Written problem
Give all of the lines again, with nothing added or dropped.
start
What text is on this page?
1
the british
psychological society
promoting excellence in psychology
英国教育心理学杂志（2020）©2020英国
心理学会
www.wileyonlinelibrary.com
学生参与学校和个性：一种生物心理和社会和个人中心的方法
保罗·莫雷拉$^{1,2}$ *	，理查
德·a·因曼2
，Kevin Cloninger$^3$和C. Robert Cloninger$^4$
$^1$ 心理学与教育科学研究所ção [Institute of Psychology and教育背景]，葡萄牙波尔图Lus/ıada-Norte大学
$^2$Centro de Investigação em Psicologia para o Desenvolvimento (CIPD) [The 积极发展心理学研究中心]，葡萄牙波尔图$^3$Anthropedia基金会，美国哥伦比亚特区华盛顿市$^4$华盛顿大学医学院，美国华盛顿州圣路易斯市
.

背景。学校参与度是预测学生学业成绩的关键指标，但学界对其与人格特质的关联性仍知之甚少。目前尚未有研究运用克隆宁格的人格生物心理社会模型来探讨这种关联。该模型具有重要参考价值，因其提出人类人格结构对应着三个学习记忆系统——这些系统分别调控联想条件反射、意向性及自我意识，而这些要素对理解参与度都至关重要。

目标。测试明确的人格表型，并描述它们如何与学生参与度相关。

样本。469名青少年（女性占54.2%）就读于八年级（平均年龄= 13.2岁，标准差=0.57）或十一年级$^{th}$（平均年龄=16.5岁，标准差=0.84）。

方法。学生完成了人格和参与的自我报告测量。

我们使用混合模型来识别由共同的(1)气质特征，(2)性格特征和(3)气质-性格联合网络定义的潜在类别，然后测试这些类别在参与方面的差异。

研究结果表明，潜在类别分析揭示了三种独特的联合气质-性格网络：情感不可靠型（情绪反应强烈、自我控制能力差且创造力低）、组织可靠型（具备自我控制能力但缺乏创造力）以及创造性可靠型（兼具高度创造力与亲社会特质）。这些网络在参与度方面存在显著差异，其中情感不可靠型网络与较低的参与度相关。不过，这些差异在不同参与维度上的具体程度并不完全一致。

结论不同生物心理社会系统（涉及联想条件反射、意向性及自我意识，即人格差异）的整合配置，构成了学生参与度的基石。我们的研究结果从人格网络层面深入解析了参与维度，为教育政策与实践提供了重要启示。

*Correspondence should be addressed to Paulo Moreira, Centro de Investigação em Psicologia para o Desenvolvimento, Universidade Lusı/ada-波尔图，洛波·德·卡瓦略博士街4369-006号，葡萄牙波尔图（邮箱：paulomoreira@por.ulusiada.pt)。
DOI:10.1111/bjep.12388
end
The completed task
What text is on this page?
1
the british
psychological society
promoting excellence in psychology
英国教育心理学杂志（2020）©2020英国
心理学会
www.wileyonlinelibrary.com
学生参与学校和个性：一种生物心理和社会和个人中心的方法
保罗·莫雷拉$^{1,2}$ *	，理查
德·a·因曼2
，Kevin Cloninger$^3$和C. Robert Cloninger$^4$
$^1$ 心理学与教育科学研究所ção [Institute of Psychology and教育背景]，葡萄牙波尔图Lus/ıada-Norte大学
$^2$Centro de Investigação em Psicologia para o Desenvolvimento (CIPD) [The 积极发展心理学研究中心]，葡萄牙波尔图$^3$Anthropedia基金会，美国哥伦比亚特区华盛顿市$^4$华盛顿大学医学院，美国华盛顿州圣路易斯市
.

背景。学校参与度是预测学生学业成绩的关键指标，但学界对其与人格特质的关联性仍知之甚少。目前尚未有研究运用克隆宁格的人格生物心理社会模型来探讨这种关联。该模型具有重要参考价值，因其提出人类人格结构对应着三个学习记忆系统——这些系统分别调控联想条件反射、意向性及自我意识，而这些要素对理解参与度都至关重要。

目标。测试明确的人格表型，并描述它们如何与学生参与度相关。

样本。469名青少年（女性占54.2%）就读于八年级（平均年龄= 13.2岁，标准差=0.57）或十一年级$^{th}$（平均年龄=16.5岁，标准差=0.84）。

方法。学生完成了人格和参与的自我报告测量。

我们使用混合模型来识别由共同的(1)气质特征，(2)性格特征和(3)气质-性格联合网络定义的潜在类别，然后测试这些类别在参与方面的差异。

研究结果表明，潜在类别分析揭示了三种独特的联合气质-性格网络：情感不可靠型（情绪反应强烈、自我控制能力差且创造力低）、组织可靠型（具备自我控制能力但缺乏创造力）以及创造性可靠型（兼具高度创造力与亲社会特质）。这些网络在参与度方面存在显著差异，其中情感不可靠型网络与较低的参与度相关。不过，这些差异在不同参与维度上的具体程度并不完全一致。

结论不同生物心理社会系统（涉及联想条件反射、意向性及自我意识，即人格差异）的整合配置，构成了学生参与度的基石。我们的研究结果从人格网络层面深入解析了参与维度，为教育政策与实践提供了重要启示。

*Correspondence should be addressed to Paulo Moreira, Centro de Investigação em Psicologia para o Desenvolvimento, Universidade Lusı/ada-波尔图，洛波·德·卡瓦略博士街4369-006号，葡萄牙波尔图（邮箱：paulomoreira@por.ulusiada.pt)。
DOI:10.1111/bjep.12388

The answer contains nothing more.